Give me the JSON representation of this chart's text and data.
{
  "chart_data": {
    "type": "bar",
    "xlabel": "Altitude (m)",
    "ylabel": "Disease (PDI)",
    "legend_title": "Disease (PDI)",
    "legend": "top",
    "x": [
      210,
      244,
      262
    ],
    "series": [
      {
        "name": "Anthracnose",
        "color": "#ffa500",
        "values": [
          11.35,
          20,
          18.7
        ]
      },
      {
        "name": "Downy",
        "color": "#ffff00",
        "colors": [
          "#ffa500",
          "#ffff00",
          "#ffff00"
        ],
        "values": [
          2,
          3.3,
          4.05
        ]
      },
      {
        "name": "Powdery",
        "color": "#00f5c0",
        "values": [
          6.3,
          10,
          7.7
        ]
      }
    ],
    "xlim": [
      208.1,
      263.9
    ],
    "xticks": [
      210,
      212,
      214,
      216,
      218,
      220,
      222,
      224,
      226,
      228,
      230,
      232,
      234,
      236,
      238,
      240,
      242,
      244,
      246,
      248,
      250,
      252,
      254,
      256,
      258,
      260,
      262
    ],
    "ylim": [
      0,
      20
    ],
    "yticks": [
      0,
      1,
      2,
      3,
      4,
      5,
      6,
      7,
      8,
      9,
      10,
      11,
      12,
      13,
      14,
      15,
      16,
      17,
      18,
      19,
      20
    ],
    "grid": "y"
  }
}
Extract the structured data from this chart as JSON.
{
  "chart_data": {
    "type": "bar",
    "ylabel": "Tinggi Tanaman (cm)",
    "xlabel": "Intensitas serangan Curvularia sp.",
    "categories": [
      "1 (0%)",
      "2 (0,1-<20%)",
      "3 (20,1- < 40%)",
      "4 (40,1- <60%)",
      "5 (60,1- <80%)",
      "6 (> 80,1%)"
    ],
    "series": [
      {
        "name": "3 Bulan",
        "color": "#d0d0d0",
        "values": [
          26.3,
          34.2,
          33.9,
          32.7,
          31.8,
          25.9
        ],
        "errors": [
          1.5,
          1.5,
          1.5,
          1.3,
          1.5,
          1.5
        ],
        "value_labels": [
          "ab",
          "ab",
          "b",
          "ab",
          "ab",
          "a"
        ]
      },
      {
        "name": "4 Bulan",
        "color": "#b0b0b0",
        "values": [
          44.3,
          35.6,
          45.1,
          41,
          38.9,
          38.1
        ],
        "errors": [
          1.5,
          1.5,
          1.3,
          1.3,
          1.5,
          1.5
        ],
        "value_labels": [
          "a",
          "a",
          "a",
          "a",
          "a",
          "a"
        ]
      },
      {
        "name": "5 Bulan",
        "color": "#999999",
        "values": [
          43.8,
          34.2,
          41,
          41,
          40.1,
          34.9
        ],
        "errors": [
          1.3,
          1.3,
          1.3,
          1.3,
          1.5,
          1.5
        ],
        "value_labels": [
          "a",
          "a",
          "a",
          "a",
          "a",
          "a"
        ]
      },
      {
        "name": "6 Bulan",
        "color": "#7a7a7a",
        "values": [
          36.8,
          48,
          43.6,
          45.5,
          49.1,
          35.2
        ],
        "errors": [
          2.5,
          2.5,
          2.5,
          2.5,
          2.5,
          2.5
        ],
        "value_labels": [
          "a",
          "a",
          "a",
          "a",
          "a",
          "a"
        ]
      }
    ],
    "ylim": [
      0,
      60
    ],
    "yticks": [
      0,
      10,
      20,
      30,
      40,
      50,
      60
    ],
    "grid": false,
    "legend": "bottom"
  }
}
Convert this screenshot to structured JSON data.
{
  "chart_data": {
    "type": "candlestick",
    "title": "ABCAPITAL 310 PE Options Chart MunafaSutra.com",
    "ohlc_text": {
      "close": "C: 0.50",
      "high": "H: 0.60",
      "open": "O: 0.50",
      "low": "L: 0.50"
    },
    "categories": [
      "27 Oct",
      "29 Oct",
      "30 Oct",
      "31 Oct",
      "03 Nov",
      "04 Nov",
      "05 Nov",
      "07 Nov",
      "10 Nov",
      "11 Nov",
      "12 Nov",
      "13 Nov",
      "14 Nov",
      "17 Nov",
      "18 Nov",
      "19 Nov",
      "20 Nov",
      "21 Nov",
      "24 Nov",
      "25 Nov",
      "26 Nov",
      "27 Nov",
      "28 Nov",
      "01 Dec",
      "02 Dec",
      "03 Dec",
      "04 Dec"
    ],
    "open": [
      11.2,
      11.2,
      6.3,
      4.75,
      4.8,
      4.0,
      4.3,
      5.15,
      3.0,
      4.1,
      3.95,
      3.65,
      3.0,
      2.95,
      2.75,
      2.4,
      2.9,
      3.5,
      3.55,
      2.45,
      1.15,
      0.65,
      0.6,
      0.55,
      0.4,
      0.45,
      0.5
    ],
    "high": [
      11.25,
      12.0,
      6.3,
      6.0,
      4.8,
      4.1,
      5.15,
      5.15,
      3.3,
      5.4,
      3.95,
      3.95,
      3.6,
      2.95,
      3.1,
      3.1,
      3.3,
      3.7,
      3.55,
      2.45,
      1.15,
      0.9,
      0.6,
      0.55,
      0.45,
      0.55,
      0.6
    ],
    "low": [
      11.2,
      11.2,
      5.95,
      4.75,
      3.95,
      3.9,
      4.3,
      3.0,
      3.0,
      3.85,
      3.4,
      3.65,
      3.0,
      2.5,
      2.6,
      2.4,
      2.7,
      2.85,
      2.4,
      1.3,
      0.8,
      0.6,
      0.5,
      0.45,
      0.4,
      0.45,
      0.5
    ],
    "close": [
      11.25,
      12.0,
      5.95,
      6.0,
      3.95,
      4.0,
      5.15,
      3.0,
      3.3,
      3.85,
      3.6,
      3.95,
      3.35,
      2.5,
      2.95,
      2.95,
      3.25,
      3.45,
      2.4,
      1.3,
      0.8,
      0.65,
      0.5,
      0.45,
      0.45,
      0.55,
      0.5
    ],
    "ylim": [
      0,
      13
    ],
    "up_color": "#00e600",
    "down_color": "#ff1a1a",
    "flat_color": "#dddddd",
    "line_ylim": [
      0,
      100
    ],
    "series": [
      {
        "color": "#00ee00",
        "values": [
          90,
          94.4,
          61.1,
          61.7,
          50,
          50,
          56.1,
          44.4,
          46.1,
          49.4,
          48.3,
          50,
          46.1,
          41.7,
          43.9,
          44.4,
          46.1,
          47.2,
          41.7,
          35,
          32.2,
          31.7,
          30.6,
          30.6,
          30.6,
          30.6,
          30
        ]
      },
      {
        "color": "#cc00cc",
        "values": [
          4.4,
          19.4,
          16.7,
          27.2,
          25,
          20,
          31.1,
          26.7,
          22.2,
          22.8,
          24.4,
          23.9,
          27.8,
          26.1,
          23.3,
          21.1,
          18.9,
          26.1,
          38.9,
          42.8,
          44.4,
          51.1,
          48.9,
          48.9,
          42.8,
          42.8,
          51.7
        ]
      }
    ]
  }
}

= GIVEN EXERCISE =
Of the lines in the listing, how many hold the word "JSON"? Nothing but the number is needed.

= ANSWER TO THE EXERCISE =
3